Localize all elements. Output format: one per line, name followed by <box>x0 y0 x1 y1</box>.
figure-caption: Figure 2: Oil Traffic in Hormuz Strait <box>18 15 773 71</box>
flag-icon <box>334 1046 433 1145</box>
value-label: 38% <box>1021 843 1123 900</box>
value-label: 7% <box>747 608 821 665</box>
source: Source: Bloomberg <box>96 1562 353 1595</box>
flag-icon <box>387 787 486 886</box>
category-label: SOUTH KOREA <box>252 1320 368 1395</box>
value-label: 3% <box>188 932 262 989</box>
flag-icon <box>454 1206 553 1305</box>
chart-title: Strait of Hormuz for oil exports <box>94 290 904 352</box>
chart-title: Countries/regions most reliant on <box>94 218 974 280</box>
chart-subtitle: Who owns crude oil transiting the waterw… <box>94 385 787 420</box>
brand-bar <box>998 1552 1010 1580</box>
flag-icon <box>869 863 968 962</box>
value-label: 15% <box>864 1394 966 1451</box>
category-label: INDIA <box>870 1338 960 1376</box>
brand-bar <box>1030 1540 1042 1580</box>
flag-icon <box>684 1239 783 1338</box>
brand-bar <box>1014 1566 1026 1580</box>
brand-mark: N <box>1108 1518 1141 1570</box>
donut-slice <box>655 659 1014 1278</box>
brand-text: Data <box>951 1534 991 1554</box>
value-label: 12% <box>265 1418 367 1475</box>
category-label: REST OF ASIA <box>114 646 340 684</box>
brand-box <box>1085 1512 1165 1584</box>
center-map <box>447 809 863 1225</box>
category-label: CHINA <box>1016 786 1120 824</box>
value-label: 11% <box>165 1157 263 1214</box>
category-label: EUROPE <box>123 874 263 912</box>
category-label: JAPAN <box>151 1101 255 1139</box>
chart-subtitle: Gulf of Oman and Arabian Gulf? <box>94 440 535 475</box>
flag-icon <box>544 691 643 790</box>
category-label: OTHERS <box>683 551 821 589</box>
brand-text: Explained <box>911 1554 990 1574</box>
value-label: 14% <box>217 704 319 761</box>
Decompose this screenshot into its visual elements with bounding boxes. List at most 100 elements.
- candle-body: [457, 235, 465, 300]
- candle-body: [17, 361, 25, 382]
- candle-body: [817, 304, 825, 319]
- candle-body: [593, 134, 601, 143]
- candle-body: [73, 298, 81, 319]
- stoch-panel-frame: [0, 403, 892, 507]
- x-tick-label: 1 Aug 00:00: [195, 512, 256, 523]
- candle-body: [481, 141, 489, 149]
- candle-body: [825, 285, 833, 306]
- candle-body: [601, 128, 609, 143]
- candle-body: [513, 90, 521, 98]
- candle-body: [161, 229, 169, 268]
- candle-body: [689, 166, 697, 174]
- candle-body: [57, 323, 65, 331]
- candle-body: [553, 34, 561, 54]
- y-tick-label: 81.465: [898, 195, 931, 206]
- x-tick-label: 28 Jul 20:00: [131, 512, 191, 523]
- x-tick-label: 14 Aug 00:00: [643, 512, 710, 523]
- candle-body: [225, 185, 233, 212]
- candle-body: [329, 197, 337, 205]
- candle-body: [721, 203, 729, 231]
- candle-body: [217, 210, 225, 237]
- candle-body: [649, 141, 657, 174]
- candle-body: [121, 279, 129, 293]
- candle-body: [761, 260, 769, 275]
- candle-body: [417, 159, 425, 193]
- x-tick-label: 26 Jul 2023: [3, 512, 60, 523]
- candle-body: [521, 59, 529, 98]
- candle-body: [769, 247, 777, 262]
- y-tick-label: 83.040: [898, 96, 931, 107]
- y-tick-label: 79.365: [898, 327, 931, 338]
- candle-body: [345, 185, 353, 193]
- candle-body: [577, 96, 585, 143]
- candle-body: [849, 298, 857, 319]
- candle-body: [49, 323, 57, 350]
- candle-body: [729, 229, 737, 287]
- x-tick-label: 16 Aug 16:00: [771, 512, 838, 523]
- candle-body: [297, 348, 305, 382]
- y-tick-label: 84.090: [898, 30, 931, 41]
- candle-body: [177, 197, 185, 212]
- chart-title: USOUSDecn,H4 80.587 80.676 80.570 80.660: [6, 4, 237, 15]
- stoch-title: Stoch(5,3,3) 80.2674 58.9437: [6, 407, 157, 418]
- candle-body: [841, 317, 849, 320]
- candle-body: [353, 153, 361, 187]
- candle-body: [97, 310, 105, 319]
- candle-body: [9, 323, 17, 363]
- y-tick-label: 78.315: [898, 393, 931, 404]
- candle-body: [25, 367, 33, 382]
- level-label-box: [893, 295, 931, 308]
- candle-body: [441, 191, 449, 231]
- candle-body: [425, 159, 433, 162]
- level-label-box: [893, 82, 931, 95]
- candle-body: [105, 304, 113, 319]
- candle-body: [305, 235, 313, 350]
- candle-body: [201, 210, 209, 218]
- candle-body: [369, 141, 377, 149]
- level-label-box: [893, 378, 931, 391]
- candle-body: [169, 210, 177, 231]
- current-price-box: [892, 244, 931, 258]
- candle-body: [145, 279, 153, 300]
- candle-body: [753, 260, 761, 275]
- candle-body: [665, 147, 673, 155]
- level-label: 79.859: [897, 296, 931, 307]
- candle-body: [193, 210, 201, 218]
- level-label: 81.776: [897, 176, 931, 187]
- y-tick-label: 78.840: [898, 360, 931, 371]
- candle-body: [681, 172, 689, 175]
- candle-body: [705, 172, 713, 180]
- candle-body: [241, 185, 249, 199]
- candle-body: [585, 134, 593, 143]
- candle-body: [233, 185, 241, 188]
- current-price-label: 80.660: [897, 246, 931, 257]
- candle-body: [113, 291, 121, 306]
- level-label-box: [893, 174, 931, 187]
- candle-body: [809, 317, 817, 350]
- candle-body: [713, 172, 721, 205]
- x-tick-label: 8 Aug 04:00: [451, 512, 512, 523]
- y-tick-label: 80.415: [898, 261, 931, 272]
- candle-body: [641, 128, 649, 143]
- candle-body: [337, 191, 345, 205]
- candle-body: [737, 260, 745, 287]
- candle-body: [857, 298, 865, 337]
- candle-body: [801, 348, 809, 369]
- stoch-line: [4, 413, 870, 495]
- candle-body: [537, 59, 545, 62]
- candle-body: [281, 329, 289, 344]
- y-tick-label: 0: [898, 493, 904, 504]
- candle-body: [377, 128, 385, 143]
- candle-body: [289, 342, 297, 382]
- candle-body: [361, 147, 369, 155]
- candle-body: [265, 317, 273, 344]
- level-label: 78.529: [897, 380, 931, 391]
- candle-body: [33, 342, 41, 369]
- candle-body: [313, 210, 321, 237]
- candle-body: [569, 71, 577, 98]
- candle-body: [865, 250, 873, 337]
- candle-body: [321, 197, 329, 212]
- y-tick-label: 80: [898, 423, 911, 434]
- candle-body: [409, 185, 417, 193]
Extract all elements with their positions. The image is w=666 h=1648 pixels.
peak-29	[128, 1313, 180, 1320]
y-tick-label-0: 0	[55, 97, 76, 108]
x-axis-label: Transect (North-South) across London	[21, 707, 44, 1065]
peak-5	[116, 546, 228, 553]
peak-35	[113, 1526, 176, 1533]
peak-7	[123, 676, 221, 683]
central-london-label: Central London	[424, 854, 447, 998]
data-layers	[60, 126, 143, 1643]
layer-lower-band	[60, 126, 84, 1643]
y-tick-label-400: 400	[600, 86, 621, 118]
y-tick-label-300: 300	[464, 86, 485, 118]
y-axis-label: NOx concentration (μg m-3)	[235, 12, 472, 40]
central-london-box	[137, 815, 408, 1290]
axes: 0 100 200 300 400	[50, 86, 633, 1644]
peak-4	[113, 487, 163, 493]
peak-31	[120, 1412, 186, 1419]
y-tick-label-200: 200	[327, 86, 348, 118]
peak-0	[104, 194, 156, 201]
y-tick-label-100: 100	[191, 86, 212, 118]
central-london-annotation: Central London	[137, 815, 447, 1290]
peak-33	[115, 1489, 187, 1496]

### REQUIREMENT
Copy the entries word for word, from the first line through the line that contains "category-label: SOUTH KOREA", including that line.

### ANSWER TO THIS EXERCISE
Localize all elements. Output format: one per line, name followed by <box>x0 y0 x1 y1</box>.
figure-caption: Figure 2: Oil Traffic in Hormuz Strait <box>18 15 773 71</box>
flag-icon <box>334 1046 433 1145</box>
value-label: 38% <box>1021 843 1123 900</box>
value-label: 7% <box>747 608 821 665</box>
source: Source: Bloomberg <box>96 1562 353 1595</box>
flag-icon <box>387 787 486 886</box>
category-label: SOUTH KOREA <box>252 1320 368 1395</box>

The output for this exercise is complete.